* _DIRECTIVE_: Carry none of the pictures over; write out the complete data exactly.

:: RECORDS FOR THE EXERCISE

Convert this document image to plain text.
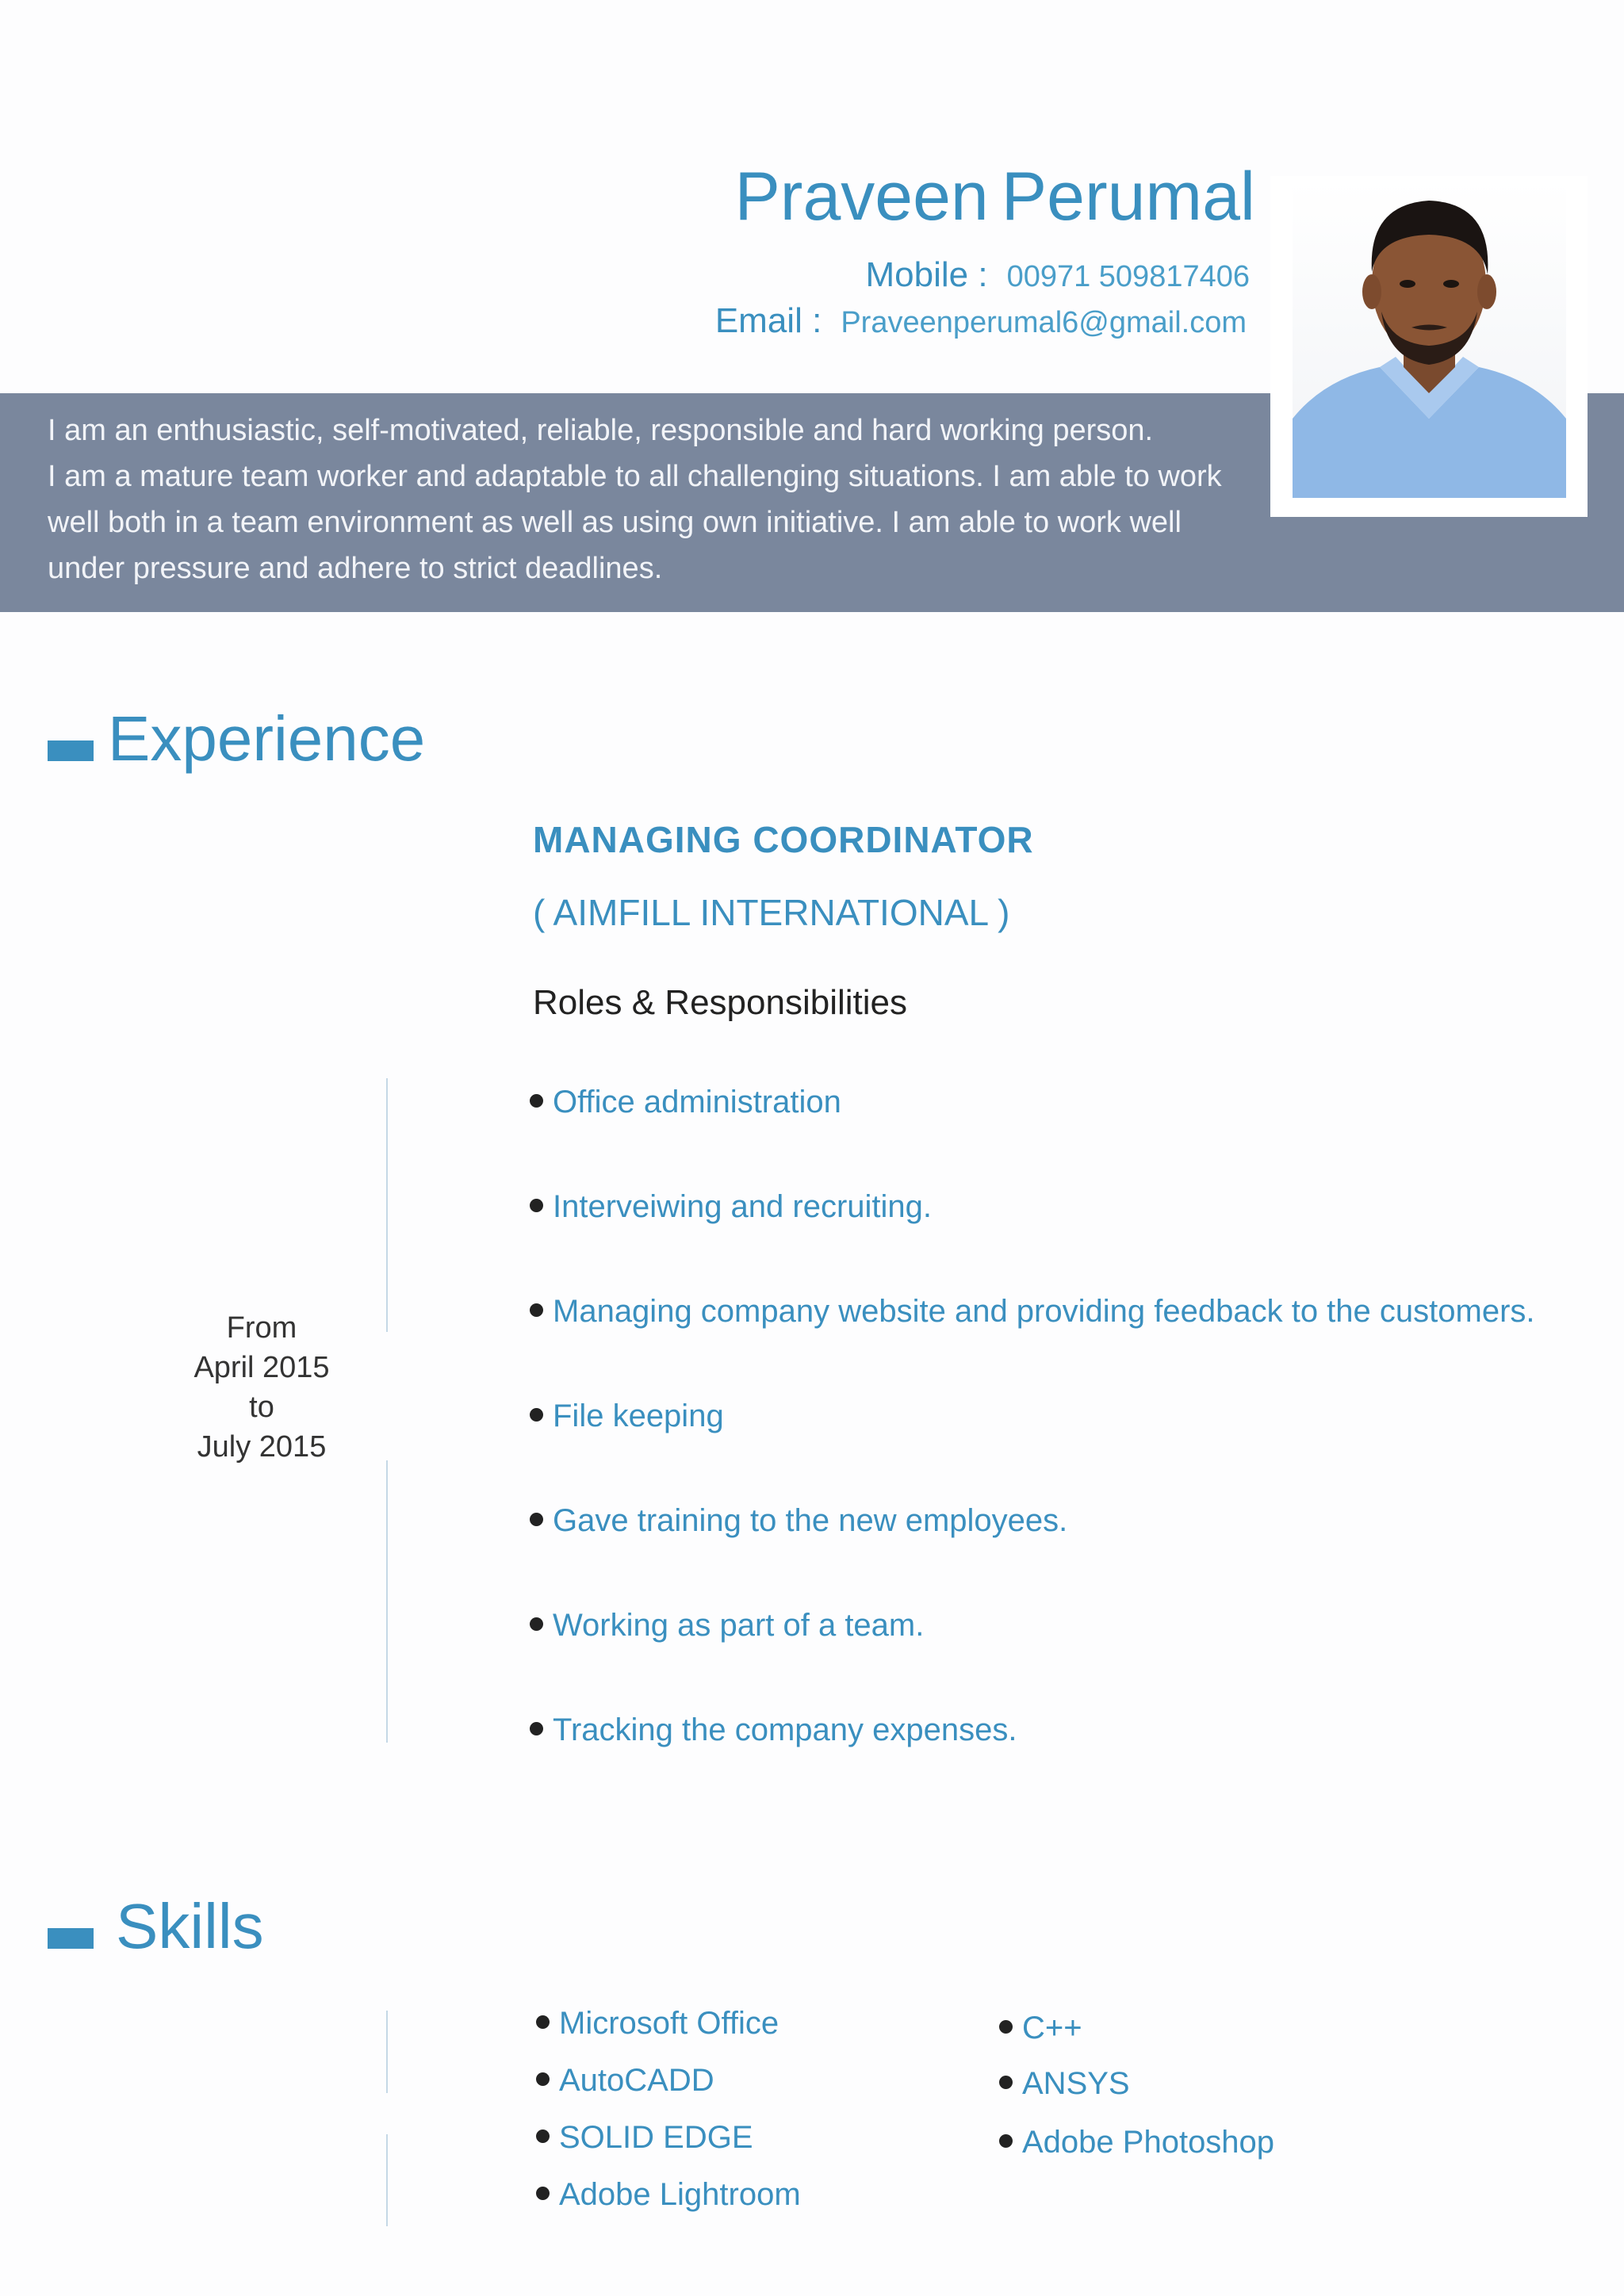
Praveen Perumal
Mobile : 00971 509817406
Email : Praveenperumal6@gmail.com
I am an enthusiastic, self-motivated, reliable, responsible and hard working person.
I am a mature team worker and adaptable to all challenging situations. I am able to work
well both in a team environment as well as using own initiative. I am able to work well
under pressure and adhere to strict deadlines.
Experience
MANAGING COORDINATOR
( AIMFILL INTERNATIONAL )
Roles & Responsibilities
From
April 2015
to
July 2015
Office administration
Interveiwing and recruiting.
Managing company website and providing feedback to the customers.
File keeping
Gave training to the new employees.
Working as part of a team.
Tracking the company expenses.
Skills
Microsoft Office
AutoCADD
SOLID EDGE
Adobe Lightroom
C++
ANSYS
Adobe Photoshop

::::

* _ANSWER IN FULL_:
Convert this document image to plain text.
Praveen Perumal
Mobile : 00971 509817406
Email : Praveenperumal6@gmail.com
I am an enthusiastic, self-motivated, reliable, responsible and hard working person.
I am a mature team worker and adaptable to all challenging situations. I am able to work
well both in a team environment as well as using own initiative. I am able to work well
under pressure and adhere to strict deadlines.
Experience
MANAGING COORDINATOR
( AIMFILL INTERNATIONAL )
Roles & Responsibilities
From
April 2015
to
July 2015
Office administration
Interveiwing and recruiting.
Managing company website and providing feedback to the customers.
File keeping
Gave training to the new employees.
Working as part of a team.
Tracking the company expenses.
Skills
Microsoft Office
AutoCADD
SOLID EDGE
Adobe Lightroom
C++
ANSYS
Adobe Photoshop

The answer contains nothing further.